— BEGIN —

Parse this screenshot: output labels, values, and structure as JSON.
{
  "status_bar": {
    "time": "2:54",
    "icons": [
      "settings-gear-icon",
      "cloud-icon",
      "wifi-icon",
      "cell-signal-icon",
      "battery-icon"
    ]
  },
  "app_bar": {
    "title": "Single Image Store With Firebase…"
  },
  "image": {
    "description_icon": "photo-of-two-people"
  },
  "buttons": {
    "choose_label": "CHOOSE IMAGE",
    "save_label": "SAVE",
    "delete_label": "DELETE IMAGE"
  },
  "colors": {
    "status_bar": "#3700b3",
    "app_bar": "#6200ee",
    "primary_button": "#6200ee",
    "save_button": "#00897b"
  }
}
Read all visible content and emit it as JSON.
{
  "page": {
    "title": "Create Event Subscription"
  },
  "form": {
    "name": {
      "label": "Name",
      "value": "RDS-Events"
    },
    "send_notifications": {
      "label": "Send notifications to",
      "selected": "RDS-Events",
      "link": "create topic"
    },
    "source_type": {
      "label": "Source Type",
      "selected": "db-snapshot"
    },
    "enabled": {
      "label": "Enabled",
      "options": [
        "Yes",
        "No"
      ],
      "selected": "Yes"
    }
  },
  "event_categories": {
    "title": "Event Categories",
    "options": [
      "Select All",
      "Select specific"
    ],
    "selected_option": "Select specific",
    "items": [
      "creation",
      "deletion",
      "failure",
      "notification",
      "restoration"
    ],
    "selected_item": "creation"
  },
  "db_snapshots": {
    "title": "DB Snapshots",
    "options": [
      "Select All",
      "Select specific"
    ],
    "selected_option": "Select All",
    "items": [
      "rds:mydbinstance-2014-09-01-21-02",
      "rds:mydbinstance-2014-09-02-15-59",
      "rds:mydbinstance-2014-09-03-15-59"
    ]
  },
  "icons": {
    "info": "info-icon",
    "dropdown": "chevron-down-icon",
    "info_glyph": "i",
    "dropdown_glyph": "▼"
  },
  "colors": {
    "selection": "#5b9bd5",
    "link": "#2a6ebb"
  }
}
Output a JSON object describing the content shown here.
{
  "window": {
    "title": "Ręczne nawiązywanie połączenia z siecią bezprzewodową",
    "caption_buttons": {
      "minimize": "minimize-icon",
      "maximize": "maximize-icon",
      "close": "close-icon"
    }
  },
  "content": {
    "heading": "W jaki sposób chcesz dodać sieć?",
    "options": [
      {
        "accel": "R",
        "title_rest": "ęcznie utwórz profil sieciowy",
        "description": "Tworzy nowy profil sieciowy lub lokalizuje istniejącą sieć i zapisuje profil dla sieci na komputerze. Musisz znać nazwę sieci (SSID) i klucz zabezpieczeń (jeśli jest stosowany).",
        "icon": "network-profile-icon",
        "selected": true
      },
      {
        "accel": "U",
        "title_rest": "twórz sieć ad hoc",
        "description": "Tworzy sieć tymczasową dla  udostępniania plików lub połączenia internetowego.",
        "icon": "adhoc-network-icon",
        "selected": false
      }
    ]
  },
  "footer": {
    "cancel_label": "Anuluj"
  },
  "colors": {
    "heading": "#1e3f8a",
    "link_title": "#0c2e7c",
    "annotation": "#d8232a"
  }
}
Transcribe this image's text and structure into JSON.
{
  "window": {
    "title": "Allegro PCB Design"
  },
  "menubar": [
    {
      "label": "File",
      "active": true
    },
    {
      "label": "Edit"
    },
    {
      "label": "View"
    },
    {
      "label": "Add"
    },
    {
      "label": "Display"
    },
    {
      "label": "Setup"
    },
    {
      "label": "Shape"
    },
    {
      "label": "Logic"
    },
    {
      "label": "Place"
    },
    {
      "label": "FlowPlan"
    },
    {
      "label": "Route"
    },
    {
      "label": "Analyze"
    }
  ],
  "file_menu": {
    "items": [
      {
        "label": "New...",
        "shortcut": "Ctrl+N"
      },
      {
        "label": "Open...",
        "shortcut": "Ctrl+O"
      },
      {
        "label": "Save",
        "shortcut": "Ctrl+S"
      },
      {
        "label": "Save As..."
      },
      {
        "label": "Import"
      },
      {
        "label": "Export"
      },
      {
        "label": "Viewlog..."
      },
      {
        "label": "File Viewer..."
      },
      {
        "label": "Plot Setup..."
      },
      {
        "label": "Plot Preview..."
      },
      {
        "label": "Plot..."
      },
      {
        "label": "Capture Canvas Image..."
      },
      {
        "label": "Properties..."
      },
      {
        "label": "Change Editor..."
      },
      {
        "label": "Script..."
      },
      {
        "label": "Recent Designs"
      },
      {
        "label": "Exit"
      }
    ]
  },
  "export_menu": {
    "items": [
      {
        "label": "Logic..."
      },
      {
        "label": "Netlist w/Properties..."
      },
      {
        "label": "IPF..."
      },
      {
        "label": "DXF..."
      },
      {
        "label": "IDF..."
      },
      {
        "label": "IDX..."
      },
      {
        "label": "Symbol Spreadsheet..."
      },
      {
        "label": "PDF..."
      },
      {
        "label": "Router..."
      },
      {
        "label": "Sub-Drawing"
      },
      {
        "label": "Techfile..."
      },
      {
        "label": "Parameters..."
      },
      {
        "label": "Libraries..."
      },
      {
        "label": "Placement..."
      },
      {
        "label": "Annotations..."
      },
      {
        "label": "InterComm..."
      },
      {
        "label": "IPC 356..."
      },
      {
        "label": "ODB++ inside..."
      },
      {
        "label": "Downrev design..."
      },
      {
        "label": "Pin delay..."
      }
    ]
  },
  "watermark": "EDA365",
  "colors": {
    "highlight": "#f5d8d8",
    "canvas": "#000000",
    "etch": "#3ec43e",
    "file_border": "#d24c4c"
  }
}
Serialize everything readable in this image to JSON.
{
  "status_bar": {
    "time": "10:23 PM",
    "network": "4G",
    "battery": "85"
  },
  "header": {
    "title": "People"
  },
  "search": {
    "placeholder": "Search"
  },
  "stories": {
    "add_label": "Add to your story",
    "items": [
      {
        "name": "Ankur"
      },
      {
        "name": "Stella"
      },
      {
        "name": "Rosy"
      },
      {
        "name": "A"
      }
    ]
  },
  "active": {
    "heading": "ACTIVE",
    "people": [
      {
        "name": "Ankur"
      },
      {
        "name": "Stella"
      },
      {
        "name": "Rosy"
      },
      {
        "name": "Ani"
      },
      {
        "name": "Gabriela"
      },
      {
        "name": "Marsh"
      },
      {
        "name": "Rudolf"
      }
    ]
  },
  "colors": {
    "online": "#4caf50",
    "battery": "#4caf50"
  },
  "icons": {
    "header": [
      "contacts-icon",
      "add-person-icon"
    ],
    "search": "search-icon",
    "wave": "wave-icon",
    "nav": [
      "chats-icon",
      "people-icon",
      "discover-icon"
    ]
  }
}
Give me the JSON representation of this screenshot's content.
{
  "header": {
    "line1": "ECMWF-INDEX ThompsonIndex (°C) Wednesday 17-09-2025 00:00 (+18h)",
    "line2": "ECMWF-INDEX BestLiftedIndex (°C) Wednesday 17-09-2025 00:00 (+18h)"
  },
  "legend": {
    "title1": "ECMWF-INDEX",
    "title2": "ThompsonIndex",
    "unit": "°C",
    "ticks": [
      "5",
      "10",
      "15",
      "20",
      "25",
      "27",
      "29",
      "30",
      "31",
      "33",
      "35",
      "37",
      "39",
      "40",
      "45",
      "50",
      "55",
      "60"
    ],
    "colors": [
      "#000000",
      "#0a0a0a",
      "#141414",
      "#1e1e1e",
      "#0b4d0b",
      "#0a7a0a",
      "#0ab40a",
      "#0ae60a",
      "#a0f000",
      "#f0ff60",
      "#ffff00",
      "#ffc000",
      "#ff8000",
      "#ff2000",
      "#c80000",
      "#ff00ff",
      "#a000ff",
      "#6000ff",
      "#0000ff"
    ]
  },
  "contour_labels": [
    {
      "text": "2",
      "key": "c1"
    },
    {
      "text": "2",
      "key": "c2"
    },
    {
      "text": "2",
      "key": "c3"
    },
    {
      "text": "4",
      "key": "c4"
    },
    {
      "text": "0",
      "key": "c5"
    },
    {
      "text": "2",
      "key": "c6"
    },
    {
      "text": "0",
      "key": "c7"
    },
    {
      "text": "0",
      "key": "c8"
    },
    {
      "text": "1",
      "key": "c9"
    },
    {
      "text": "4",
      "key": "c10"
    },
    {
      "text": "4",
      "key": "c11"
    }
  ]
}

— END —

Looking at the listing above, how many of its lines contain the string "Ctrl"? Give the number alone.

RESULT: 3